Records from a data collection
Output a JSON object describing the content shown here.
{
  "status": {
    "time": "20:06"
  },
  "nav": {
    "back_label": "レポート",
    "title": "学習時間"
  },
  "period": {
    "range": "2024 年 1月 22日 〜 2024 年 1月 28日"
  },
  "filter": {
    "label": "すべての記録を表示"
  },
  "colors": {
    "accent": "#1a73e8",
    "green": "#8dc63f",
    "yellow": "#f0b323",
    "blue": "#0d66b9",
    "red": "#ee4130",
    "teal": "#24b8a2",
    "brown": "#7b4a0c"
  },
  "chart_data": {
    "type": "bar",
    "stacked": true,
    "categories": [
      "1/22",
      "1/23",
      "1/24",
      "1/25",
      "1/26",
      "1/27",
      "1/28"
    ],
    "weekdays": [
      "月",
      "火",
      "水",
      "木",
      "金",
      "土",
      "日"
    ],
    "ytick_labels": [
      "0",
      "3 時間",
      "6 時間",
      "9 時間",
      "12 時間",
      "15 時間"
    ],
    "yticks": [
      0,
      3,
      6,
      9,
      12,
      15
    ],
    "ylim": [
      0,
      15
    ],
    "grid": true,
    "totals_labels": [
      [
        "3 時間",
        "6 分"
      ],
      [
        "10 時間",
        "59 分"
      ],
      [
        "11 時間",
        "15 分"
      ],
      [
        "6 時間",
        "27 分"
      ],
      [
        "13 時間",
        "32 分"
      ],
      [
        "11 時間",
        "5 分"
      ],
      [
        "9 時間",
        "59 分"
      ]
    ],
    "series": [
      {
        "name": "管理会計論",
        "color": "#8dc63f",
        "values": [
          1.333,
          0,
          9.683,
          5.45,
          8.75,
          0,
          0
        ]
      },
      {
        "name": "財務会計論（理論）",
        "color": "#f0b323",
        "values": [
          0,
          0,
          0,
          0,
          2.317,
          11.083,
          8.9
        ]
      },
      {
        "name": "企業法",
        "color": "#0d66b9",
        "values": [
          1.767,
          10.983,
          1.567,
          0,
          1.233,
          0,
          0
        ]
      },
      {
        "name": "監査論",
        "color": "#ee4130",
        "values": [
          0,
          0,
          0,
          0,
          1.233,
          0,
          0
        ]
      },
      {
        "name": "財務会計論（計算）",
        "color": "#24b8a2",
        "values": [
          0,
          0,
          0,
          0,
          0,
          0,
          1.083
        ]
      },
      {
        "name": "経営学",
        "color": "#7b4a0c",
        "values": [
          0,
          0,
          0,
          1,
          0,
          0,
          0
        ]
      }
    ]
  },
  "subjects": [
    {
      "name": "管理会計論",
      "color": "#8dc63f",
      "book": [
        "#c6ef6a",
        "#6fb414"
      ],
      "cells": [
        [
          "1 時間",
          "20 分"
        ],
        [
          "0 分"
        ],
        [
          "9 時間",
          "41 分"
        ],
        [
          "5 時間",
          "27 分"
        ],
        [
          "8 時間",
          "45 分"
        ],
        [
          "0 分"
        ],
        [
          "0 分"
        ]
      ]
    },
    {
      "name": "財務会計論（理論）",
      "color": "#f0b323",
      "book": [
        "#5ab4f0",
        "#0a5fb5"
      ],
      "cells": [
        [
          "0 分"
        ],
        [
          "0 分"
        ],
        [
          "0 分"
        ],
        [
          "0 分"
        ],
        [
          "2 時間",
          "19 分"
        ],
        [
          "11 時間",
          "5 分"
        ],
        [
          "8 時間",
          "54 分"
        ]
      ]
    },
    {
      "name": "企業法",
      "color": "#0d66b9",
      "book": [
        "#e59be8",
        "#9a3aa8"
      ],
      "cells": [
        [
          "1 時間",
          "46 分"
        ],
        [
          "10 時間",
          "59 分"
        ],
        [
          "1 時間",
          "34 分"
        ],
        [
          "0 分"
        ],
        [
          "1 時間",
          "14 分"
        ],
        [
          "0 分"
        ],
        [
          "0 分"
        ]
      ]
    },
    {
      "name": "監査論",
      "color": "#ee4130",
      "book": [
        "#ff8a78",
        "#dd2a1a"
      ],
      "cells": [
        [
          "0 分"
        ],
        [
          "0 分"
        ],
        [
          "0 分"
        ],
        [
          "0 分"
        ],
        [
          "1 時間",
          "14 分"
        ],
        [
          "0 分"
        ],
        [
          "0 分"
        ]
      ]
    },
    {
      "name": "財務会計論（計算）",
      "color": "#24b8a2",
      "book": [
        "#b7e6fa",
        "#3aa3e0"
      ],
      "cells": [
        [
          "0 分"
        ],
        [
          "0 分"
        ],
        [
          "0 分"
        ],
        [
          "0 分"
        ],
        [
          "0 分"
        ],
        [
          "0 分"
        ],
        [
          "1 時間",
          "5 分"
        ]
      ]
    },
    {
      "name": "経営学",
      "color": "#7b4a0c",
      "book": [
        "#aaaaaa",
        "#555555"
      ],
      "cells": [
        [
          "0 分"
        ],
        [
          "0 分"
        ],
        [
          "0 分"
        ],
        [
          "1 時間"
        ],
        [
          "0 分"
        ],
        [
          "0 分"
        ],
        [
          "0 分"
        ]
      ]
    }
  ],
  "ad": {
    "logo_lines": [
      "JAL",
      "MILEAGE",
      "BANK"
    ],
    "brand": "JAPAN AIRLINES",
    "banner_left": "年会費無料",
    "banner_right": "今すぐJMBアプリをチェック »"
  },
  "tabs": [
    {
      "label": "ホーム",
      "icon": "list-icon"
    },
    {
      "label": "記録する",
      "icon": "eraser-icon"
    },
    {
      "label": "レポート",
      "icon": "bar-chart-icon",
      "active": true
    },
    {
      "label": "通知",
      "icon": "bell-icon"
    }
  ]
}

» WHAT IS BEING ASKED
Pick out and copy the lines of the entries that hold the string "name".

» RESPONSE BELOW
        "name": "管理会計論",
        "name": "財務会計論（理論）",
        "name": "企業法",
        "name": "監査論",
        "name": "財務会計論（計算）",
        "name": "経営学",
      "name": "管理会計論",
      "name": "財務会計論（理論）",
      "name": "企業法",
      "name": "監査論",
      "name": "財務会計論（計算）",
      "name": "経営学",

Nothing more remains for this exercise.